**** Text block ****
Most applications work with data and the typical way to do it is by maintaining its current state and updating it as time passes. Unfortunately, this way of interacting with data comes with a lot of drawbacks.

Contents

  1. Limitations of CRUD-based Systems
  2. The Solution
  3. When to Use Event Sourcing
    1. Use When
    2. Avoid Using On

Limitations of CRUD-based Systems

In a typical CRUD based application the data is being processed by reading it from a store, making some modifications to it and then pushing them back to the store, often by using transactions to lock the data.

Currently, the CRUD approach is the most used and well-known one regarding data persistence but unfortunately it has some limitations:

  • CRUD systems perform update operations directly against a data store, which can slow down performance and responsiveness, and limit scalability, due to the processing overhead it requires.
  • In a collaborative domain with many concurrent users, data update conflicts are more likely because the update operations take place on a single item of data.
  • Unless there's an additional auditing mechanism that records the details of each operation in a separate log, history is lost.
  • Debugging a production issue requires data from both the data store and the audit log to be interpreted and used together to form a replay.

The Solution

Instead of storing just the current state of the domain data, event sourced systems use an append-only store to record the full series of actions taken on that data as a sequence of events.
****
§ Aim 1: In the event sourcing text, what kind of store do event sourced systems use to record the full series of actions taken on the data?
**** Entries shown ****
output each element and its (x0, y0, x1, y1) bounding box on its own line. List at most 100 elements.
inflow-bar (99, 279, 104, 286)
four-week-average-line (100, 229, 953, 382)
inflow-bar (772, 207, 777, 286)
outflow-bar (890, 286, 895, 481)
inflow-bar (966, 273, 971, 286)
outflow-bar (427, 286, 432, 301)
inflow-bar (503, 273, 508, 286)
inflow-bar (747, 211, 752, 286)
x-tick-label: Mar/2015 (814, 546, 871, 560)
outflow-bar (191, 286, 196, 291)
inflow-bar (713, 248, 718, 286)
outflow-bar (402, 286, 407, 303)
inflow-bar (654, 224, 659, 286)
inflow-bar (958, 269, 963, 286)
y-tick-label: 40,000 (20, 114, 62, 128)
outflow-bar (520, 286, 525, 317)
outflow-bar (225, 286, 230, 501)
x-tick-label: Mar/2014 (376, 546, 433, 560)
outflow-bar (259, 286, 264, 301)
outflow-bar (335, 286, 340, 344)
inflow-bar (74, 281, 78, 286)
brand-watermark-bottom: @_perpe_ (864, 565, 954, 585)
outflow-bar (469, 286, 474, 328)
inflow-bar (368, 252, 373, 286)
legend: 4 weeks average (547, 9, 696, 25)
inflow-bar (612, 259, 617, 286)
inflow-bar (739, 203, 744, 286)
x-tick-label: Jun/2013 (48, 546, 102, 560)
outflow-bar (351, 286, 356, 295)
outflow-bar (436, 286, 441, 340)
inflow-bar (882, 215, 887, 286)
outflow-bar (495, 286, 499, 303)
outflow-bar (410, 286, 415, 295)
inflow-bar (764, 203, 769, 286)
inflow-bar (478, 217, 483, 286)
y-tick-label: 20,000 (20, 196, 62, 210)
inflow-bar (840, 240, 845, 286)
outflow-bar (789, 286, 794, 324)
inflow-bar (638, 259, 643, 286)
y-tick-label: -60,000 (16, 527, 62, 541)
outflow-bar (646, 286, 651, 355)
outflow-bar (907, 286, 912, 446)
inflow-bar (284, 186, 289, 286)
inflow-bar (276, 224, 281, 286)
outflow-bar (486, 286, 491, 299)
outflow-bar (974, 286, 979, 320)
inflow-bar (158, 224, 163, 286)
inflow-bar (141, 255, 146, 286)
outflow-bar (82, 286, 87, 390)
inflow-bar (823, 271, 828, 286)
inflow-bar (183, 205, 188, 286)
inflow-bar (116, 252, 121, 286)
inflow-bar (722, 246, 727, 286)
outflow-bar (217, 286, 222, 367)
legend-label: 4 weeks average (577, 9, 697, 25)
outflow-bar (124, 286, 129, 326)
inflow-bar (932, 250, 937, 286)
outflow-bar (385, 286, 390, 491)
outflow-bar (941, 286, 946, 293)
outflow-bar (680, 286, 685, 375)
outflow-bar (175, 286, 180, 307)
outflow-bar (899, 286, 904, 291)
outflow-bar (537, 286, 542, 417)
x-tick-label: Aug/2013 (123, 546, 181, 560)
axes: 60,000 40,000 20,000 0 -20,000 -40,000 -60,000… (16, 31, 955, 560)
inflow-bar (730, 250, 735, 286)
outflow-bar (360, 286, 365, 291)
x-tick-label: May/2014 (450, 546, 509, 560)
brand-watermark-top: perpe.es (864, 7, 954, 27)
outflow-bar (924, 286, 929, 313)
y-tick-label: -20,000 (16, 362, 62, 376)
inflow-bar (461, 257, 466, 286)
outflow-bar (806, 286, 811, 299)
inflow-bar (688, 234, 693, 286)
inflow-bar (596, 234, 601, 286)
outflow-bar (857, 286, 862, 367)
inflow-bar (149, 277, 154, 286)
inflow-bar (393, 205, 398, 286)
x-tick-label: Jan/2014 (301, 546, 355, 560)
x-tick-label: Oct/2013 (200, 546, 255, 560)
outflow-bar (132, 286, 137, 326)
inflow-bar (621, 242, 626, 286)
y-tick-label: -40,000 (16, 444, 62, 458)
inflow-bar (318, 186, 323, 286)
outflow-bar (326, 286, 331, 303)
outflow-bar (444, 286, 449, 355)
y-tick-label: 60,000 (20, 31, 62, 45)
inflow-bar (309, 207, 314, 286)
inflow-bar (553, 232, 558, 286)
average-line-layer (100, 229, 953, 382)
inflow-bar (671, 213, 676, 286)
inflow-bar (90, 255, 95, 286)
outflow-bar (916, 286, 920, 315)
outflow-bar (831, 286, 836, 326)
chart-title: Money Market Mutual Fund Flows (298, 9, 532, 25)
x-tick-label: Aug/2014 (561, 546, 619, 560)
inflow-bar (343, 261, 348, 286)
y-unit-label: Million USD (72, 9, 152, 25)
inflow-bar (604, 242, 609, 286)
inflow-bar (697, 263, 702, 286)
****
§ Aim 2: Rename "inflow-bar" to "inflow-column" in the records, starting at the first line of the records and ending at the line containing "outflow-bar (191, 286, 196, 291)", with everything else unchanged, and return only those lines.

§ Exercise response 1: An append-only store.

§ Exercise response 2:
output each element and its (x0, y0, x1, y1) bounding box on its own line. List at most 100 elements.
inflow-column (99, 279, 104, 286)
four-week-average-line (100, 229, 953, 382)
inflow-column (772, 207, 777, 286)
outflow-bar (890, 286, 895, 481)
inflow-column (966, 273, 971, 286)
outflow-bar (427, 286, 432, 301)
inflow-column (503, 273, 508, 286)
inflow-column (747, 211, 752, 286)
x-tick-label: Mar/2015 (814, 546, 871, 560)
outflow-bar (191, 286, 196, 291)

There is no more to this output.